### Enunciado A
Traduce al inglés esta oración del fragmento seleccionado: "A ese mar abierto y furioso, cuyutlense, iban las familias de Guadalajara."
### Enunciado B
Por favor, responde con base en el fragmento seleccionado:
(i) ¿Hacia qué puerto llevaba el tren que salía de Guadalajara?
(ii) ¿En qué color quedó convertido el azul fuerte de las aguas de Acapulco?
(iii) ¿Quién inauguró la línea férrea mencionada?

### Fragmento seleccionado
..........
IGUAL QUE LAS CIUDADES adoptan y hacen suyo un trozo de sierrabosque, por razones de salud, también se apoderan tribalmente de un trozo de mar. Invaden una playa y se la escrituran. ¿Por salud mental? Yo le quitaría lo de “mental” y dejaría lo otro, mondo y lirondo. ¿Que es mental el hecho de que hay que limpiar de plomo y azufre –metálicos– los pulmones?

Las ciudades de tierradentro, cumplimentando una especie de liturgia, se movilizan hacia el mar, por lo menos “una vez al año por la Cuaresma”. Bueno, las ciudades no, que ellas se quedan donde están ancladas; los ciudadanos, masa desplazable y ubicua, que hipotéticamente le da sentido a la ciudad.

En ocasiones, ese proceso de adopción es tan brutal, rabioso, que la playa asimilada queda en estado lamentable. ¿Has oído hablar de amores destructivos? Así ocurrió con Acapulco, luego que se apoderó de su playa la grandísima Tenochtitlán. Hasta el color pulcro de sus aguas le cambió; el azul fuerte que tenían quedó convertido en café melcocha, pues la llamada “industria sin chimeneas”, sin drenaje no funciona.

Aquella Guadalajara, de las pocas carreteras –la cincuental–, sólo tenía una salida al mar y por ferrocarril, hacia Manzanillo; por un tren, que lento y serpentino llevaba y traía gente y mercancías al puerto. De hecho, y gracias a esa línea férrea inaugurada por don Porfirio, las playas colimotas o colimenses, fueron la primera vertiente marina tapatía, si bien no fue Manzanillo el punto de arribazón primario de los cardúmenes urbanos, deseosos de naufragar en el sol y calor tropicales. Ya la “Ola Verde” no existe, pues el maremoto del treintaitantos modificó supuestamente el fondo marino, frente a Cuyutlán, esa enorme playa de cara al Océano que es más bravo que Pacífico. A ese mar abierto y furioso, cuyutlense, iban las familias de Guadalajara. Hacia allá se dirigió la primera oleada urbana de asaltaplayas.
..........
### Extracto de un conjunto de datos

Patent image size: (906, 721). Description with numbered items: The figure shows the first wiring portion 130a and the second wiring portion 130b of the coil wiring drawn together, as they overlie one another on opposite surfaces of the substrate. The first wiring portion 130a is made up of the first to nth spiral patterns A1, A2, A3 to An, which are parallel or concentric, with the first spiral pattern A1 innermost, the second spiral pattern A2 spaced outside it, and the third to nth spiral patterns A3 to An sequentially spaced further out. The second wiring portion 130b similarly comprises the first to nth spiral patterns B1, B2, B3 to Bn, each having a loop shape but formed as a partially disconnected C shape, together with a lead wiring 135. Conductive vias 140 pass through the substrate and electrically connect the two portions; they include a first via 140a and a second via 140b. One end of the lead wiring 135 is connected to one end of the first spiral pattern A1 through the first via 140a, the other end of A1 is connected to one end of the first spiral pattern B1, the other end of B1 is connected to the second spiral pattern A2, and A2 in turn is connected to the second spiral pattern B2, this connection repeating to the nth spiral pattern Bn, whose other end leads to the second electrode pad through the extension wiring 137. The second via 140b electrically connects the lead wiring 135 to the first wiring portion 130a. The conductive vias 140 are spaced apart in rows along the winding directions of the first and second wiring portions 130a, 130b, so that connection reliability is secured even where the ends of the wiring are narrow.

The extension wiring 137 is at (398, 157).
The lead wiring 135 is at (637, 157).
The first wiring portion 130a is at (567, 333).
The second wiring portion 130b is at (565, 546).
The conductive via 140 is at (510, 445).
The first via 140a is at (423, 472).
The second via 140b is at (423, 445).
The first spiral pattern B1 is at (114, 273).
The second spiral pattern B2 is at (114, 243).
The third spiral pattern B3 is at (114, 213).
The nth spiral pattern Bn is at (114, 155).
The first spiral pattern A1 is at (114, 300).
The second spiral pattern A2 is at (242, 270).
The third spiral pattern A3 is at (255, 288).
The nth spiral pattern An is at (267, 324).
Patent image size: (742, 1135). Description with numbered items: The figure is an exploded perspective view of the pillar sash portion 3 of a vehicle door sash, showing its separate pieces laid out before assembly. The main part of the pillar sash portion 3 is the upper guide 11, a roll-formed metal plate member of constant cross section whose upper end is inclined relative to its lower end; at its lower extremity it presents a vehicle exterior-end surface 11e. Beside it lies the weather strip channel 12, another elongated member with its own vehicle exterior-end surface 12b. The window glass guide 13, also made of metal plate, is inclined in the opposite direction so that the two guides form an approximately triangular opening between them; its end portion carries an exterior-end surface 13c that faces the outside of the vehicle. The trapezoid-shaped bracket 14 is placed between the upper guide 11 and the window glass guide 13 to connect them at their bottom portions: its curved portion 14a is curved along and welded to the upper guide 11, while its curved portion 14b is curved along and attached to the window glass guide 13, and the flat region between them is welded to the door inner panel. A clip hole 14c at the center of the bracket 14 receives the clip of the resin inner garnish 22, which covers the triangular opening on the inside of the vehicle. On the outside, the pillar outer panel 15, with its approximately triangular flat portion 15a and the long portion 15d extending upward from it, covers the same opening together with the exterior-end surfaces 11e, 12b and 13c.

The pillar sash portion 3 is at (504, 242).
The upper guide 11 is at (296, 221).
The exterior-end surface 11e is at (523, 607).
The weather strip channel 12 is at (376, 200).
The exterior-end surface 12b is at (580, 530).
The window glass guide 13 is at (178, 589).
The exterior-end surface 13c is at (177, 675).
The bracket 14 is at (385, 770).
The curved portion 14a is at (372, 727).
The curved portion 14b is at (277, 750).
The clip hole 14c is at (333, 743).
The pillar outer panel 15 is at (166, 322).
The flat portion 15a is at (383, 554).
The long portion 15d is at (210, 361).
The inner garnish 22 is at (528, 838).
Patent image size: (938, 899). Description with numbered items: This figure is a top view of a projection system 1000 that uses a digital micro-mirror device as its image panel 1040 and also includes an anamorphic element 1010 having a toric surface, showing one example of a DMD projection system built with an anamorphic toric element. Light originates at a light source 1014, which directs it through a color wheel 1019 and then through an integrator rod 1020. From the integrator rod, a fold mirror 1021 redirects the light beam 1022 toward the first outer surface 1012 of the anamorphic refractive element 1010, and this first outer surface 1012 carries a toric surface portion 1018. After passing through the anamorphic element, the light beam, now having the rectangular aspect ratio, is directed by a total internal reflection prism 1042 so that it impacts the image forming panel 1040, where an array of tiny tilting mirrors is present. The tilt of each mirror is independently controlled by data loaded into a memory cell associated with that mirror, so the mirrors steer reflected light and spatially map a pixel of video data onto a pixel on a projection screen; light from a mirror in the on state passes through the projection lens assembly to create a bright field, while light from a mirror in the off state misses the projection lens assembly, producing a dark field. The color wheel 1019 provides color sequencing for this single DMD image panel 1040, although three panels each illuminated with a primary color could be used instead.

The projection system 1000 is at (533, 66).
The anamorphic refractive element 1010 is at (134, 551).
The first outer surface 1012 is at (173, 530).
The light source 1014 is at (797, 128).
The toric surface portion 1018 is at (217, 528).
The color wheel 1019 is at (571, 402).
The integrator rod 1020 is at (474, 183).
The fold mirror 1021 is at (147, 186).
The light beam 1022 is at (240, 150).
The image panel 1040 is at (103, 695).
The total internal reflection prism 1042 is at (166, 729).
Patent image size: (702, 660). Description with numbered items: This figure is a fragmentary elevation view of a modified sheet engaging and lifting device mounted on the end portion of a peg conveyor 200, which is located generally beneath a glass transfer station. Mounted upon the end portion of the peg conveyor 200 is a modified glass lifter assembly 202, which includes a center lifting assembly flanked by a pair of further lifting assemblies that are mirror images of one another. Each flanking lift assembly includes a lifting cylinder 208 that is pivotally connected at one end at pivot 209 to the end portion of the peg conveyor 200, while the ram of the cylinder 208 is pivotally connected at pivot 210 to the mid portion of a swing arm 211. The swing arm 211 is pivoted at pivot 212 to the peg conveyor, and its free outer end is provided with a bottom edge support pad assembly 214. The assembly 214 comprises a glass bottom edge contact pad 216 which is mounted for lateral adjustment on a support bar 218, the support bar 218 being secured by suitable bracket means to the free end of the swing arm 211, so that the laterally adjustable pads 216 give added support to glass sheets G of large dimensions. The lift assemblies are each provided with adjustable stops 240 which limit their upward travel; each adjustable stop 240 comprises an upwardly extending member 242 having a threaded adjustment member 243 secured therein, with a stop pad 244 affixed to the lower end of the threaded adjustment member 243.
..........
### Resultado A
The families of Guadalajara went to that open and furious sea of Cuyutlán.

### Resultado B
(i) Hacia Manzanillo.
(ii) En café melcocha.
(iii) Don Porfirio.